[begin Supplied data]

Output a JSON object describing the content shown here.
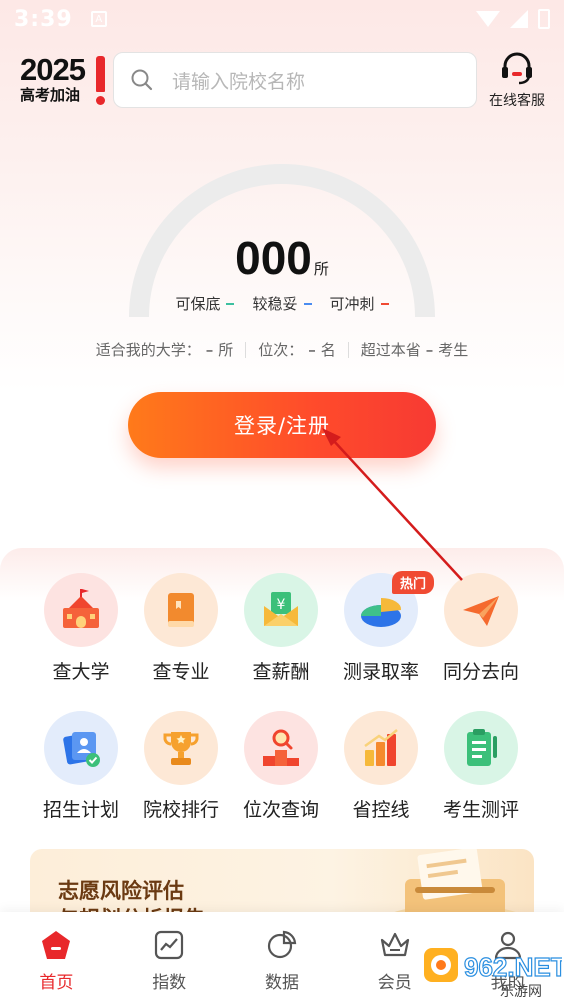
{
  "status_bar": {
    "time": "3:39"
  },
  "header": {
    "logo_year": "2025",
    "logo_subtitle": "高考加油",
    "search_placeholder": "请输入院校名称",
    "customer_service_label": "在线客服"
  },
  "gauge": {
    "count": "000",
    "unit": "所",
    "legend": [
      {
        "label": "可保底",
        "color": "#3cc0a0"
      },
      {
        "label": "较稳妥",
        "color": "#4a8cf0"
      },
      {
        "label": "可冲刺",
        "color": "#f04a32"
      }
    ]
  },
  "stats": {
    "suitable_label": "适合我的大学：",
    "suitable_value": "–",
    "suitable_unit": "所",
    "rank_label": "位次：",
    "rank_value": "–",
    "rank_unit": "名",
    "exceed_label": "超过本省",
    "exceed_value": "–",
    "exceed_unit": "考生"
  },
  "login_button": "登录/注册",
  "tools": [
    {
      "label": "查大学",
      "icon": "school-icon"
    },
    {
      "label": "查专业",
      "icon": "book-icon"
    },
    {
      "label": "查薪酬",
      "icon": "salary-envelope-icon"
    },
    {
      "label": "测录取率",
      "icon": "pie-chart-icon",
      "badge": "热门"
    },
    {
      "label": "同分去向",
      "icon": "paper-plane-icon"
    },
    {
      "label": "招生计划",
      "icon": "enrollment-plan-icon"
    },
    {
      "label": "院校排行",
      "icon": "trophy-icon"
    },
    {
      "label": "位次查询",
      "icon": "rank-search-icon"
    },
    {
      "label": "省控线",
      "icon": "bar-chart-icon"
    },
    {
      "label": "考生测评",
      "icon": "clipboard-icon"
    }
  ],
  "banner": {
    "title": "志愿风险评估",
    "subtitle": "与规划分析报告"
  },
  "bottom_nav": [
    {
      "label": "首页",
      "icon": "home-icon",
      "active": true
    },
    {
      "label": "指数",
      "icon": "index-chart-icon",
      "active": false
    },
    {
      "label": "数据",
      "icon": "data-pie-icon",
      "active": false
    },
    {
      "label": "会员",
      "icon": "crown-icon",
      "active": false
    },
    {
      "label": "我的",
      "icon": "user-icon",
      "active": false
    }
  ],
  "watermark": {
    "text": "962.NET",
    "subtext": "乐游网"
  },
  "colors": {
    "brand_red": "#e8282b",
    "button_start": "#ff7a1a",
    "button_end": "#f73a33"
  }
}
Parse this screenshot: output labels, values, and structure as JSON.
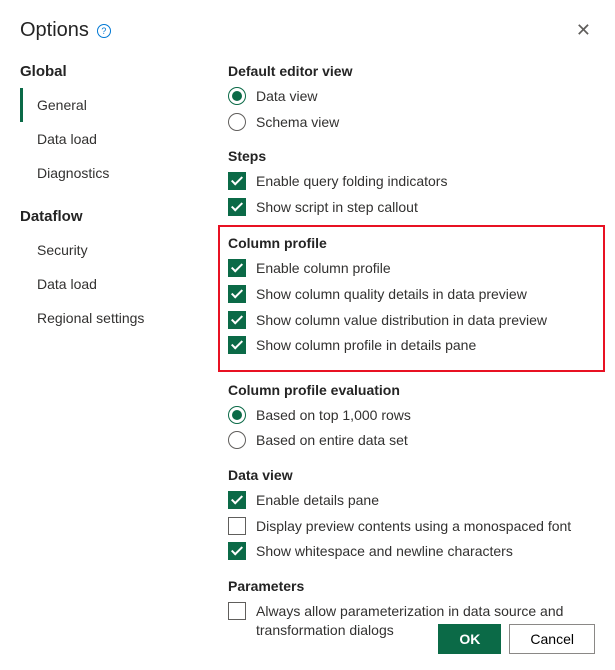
{
  "dialog": {
    "title": "Options"
  },
  "sidebar": {
    "groups": [
      {
        "title": "Global",
        "items": [
          "General",
          "Data load",
          "Diagnostics"
        ],
        "activeIndex": 0
      },
      {
        "title": "Dataflow",
        "items": [
          "Security",
          "Data load",
          "Regional settings"
        ],
        "activeIndex": -1
      }
    ]
  },
  "sections": {
    "defaultEditorView": {
      "title": "Default editor view",
      "options": [
        "Data view",
        "Schema view"
      ]
    },
    "steps": {
      "title": "Steps",
      "options": [
        "Enable query folding indicators",
        "Show script in step callout"
      ]
    },
    "columnProfile": {
      "title": "Column profile",
      "options": [
        "Enable column profile",
        "Show column quality details in data preview",
        "Show column value distribution in data preview",
        "Show column profile in details pane"
      ]
    },
    "columnProfileEval": {
      "title": "Column profile evaluation",
      "options": [
        "Based on top 1,000 rows",
        "Based on entire data set"
      ]
    },
    "dataView": {
      "title": "Data view",
      "options": [
        "Enable details pane",
        "Display preview contents using a monospaced font",
        "Show whitespace and newline characters"
      ]
    },
    "parameters": {
      "title": "Parameters",
      "options": [
        "Always allow parameterization in data source and transformation dialogs"
      ]
    }
  },
  "footer": {
    "ok": "OK",
    "cancel": "Cancel"
  }
}
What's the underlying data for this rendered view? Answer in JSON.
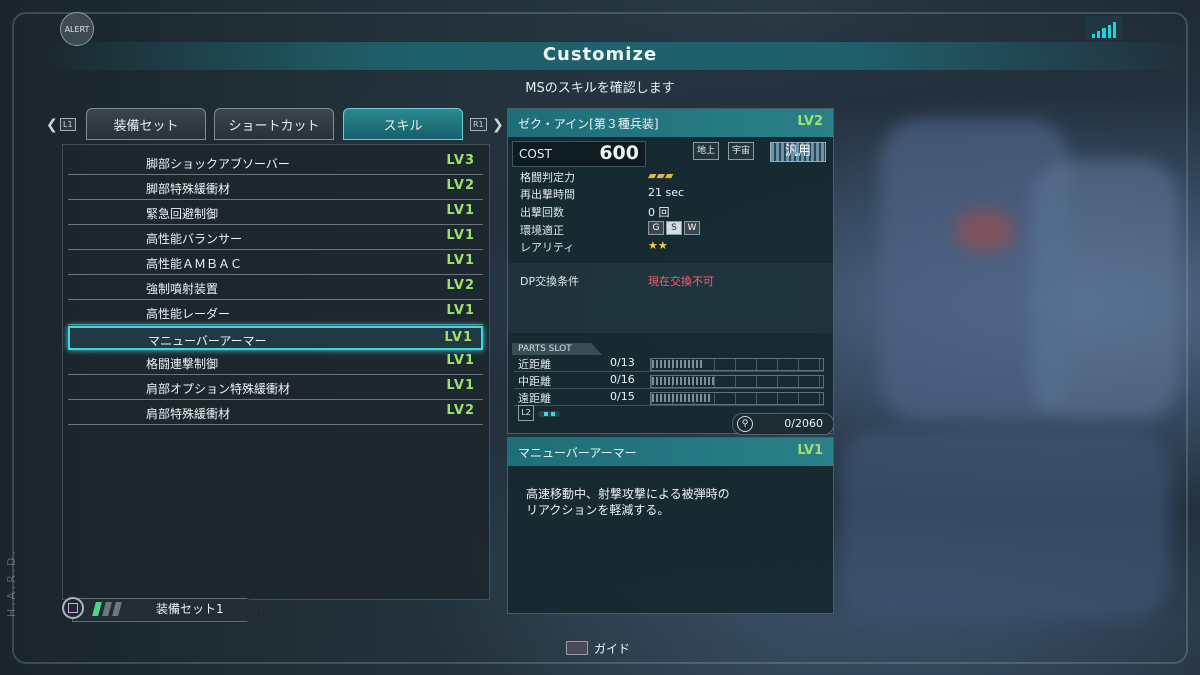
{
  "header": {
    "alert_label": "ALERT",
    "title": "Customize",
    "subtitle": "MSのスキルを確認します"
  },
  "tabs": {
    "left_button": "L1",
    "right_button": "R1",
    "items": [
      {
        "label": "装備セット",
        "active": false
      },
      {
        "label": "ショートカット",
        "active": false
      },
      {
        "label": "スキル",
        "active": true
      }
    ]
  },
  "skills": [
    {
      "name": "脚部ショックアブソーバー",
      "level": "LV3"
    },
    {
      "name": "脚部特殊緩衝材",
      "level": "LV2"
    },
    {
      "name": "緊急回避制御",
      "level": "LV1"
    },
    {
      "name": "高性能バランサー",
      "level": "LV1"
    },
    {
      "name": "高性能ＡＭＢＡＣ",
      "level": "LV1"
    },
    {
      "name": "強制噴射装置",
      "level": "LV2"
    },
    {
      "name": "高性能レーダー",
      "level": "LV1"
    },
    {
      "name": "マニューバーアーマー",
      "level": "LV1",
      "selected": true
    },
    {
      "name": "格闘連撃制御",
      "level": "LV1"
    },
    {
      "name": "肩部オプション特殊緩衝材",
      "level": "LV1"
    },
    {
      "name": "肩部特殊緩衝材",
      "level": "LV2"
    }
  ],
  "loadout": {
    "label": "装備セット1"
  },
  "unit": {
    "name": "ゼク・アイン[第３種兵装]",
    "level": "LV2",
    "cost_label": "COST",
    "cost_value": "600",
    "terrain": [
      "地上",
      "宇宙"
    ],
    "type": "汎用",
    "stats": [
      {
        "label": "格闘判定力",
        "value": ""
      },
      {
        "label": "再出撃時間",
        "value": "21 sec"
      },
      {
        "label": "出撃回数",
        "value": "0 回"
      },
      {
        "label": "環境適正",
        "value": ""
      },
      {
        "label": "レアリティ",
        "value": "★★"
      }
    ],
    "environment_badges": [
      "G",
      "S",
      "W"
    ],
    "dp_label": "DP交換条件",
    "dp_value": "現在交換不可",
    "parts_slot_title": "PARTS SLOT",
    "parts": [
      {
        "label": "近距離",
        "value": "0/13",
        "capacity": 13
      },
      {
        "label": "中距離",
        "value": "0/16",
        "capacity": 16
      },
      {
        "label": "遠距離",
        "value": "0/15",
        "capacity": 15
      }
    ],
    "l2_label": "L2",
    "points": "0/2060"
  },
  "skill_detail": {
    "name": "マニューバーアーマー",
    "level": "LV1",
    "description": "高速移動中、射撃攻撃による被弾時の\nリアクションを軽減する。"
  },
  "footer": {
    "guide_label": "ガイド"
  },
  "side_text": "H.A.R.D.",
  "colors": {
    "accent": "#3fd6df",
    "level": "#9ee06f",
    "warning": "#ff5b6a"
  }
}
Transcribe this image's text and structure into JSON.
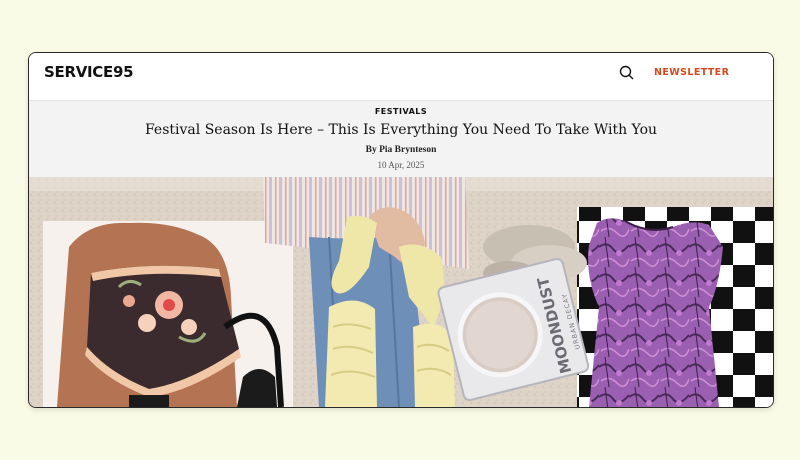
{
  "site": {
    "logo": "SERVICE95",
    "newsletter_label": "NEWSLETTER"
  },
  "article": {
    "category": "FESTIVALS",
    "headline": "Festival Season Is Here – This Is Everything You Need To Take With You",
    "byline": "By Pia Brynteson",
    "date": "10 Apr, 2025"
  },
  "hero": {
    "product_brand": "MOONDUST",
    "product_sub": "URBAN DECAY"
  },
  "icons": {
    "search": "search-icon"
  },
  "colors": {
    "page_background": "#fafbe6",
    "accent": "#d9481c",
    "header_band": "#f3f3f3"
  }
}
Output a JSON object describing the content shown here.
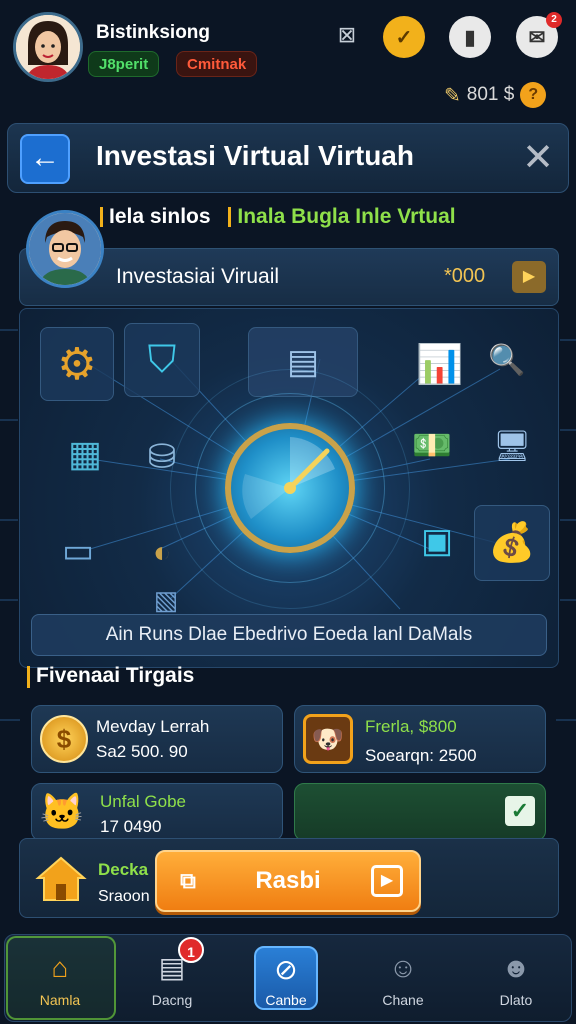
{
  "profile": {
    "name": "Bistinksiong",
    "tag_green": "J8perit",
    "tag_red": "Cmitnak",
    "balance_text": "801 $",
    "coin_symbol": "?"
  },
  "header": {
    "back_symbol": "←",
    "title": "Investasi Virtual Virtuah",
    "close_symbol": "✕"
  },
  "guide": {
    "line_white": "Iela sinlos",
    "line_green": "Inala Bugla Inle Vrtual"
  },
  "invest_bar": {
    "label": "Investasiai Viruail",
    "amount": "*000"
  },
  "caption": "Ain Runs Dlae Ebedrivo Eoeda lanl DaMals",
  "section_title": "Fivenaai Tirgais",
  "cards": [
    {
      "title": "Mevday Lerrah",
      "value": "Sa2 500. 90"
    },
    {
      "title": "Frerla, $800",
      "value": "Soearqn: 2500"
    },
    {
      "title": "Unfal Gobe",
      "value": "17 0490"
    },
    {
      "title": "",
      "value": ""
    }
  ],
  "action": {
    "text1": "Decka",
    "text2": "Sraoon",
    "cta_label": "Rasbi"
  },
  "nav": [
    {
      "label": "Namla",
      "icon": "home-icon"
    },
    {
      "label": "Dacng",
      "icon": "calendar-icon",
      "badge": "1"
    },
    {
      "label": "Canbe",
      "icon": "compass-icon"
    },
    {
      "label": "Chane",
      "icon": "user-icon"
    },
    {
      "label": "Dlato",
      "icon": "group-icon"
    }
  ],
  "colors": {
    "accent": "#f2b11b",
    "cta": "#f07e12",
    "green": "#8fe04a",
    "background": "#0b1524"
  }
}
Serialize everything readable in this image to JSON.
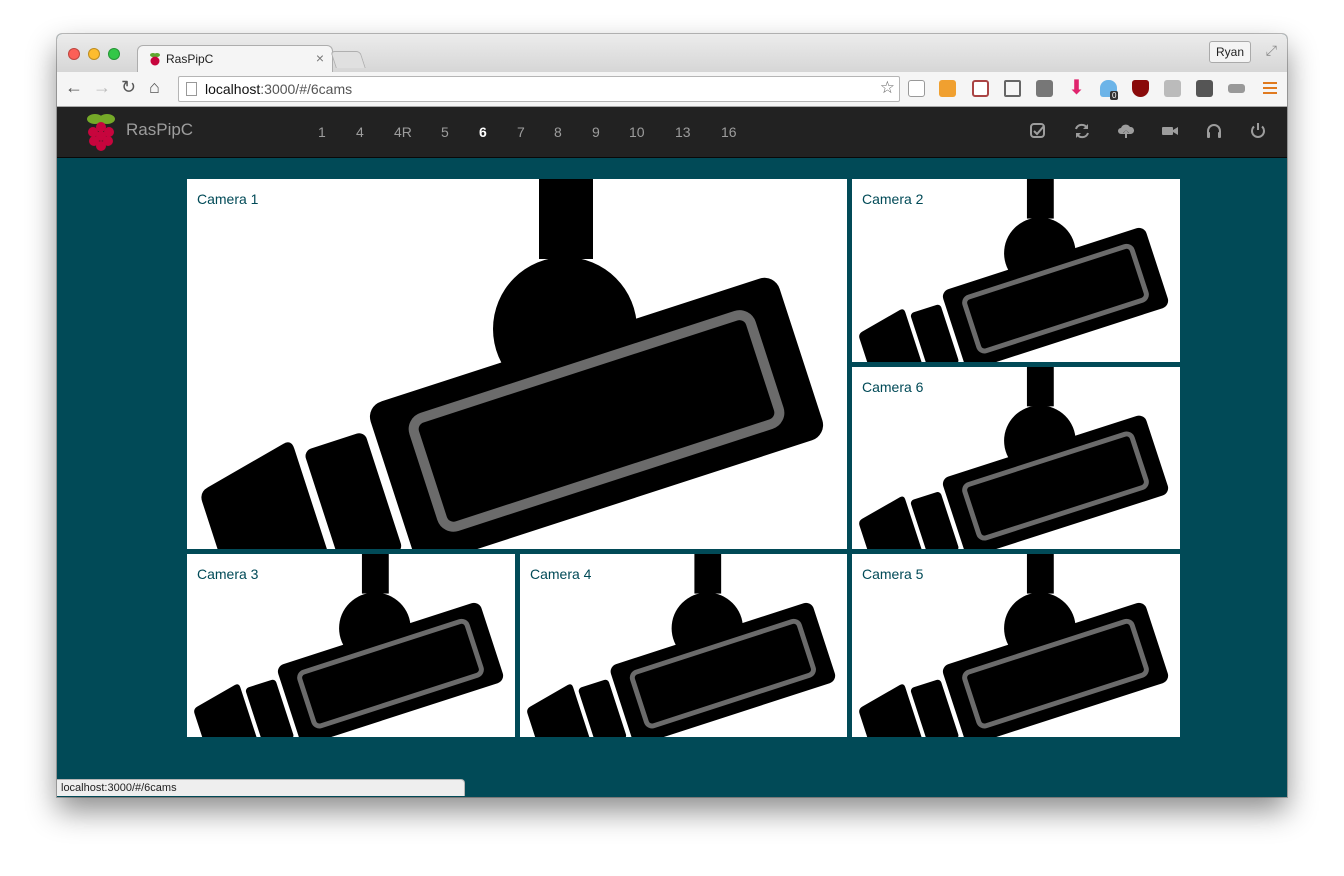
{
  "browser": {
    "tab_title": "RasPipC",
    "tab_close": "×",
    "profile_name": "Ryan",
    "url_host": "localhost",
    "url_path": ":3000/#/6cams",
    "status_url": "localhost:3000/#/6cams",
    "extension_badge": "0"
  },
  "app": {
    "brand": "RasPipC",
    "layouts": [
      "1",
      "4",
      "4R",
      "5",
      "6",
      "7",
      "8",
      "9",
      "10",
      "13",
      "16"
    ],
    "active_layout": "6",
    "actions": [
      "check-icon",
      "refresh-icon",
      "cloud-upload-icon",
      "video-camera-icon",
      "headphones-icon",
      "power-icon"
    ]
  },
  "cameras": [
    "Camera 1",
    "Camera 2",
    "Camera 6",
    "Camera 3",
    "Camera 4",
    "Camera 5"
  ],
  "colors": {
    "page_background": "#014a57",
    "navbar": "#222222",
    "camera_label": "#014a57"
  }
}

[end Supplied data]

Copy each line above that contains the word "capacity".

        "capacity": 13
        "capacity": 16
        "capacity": 15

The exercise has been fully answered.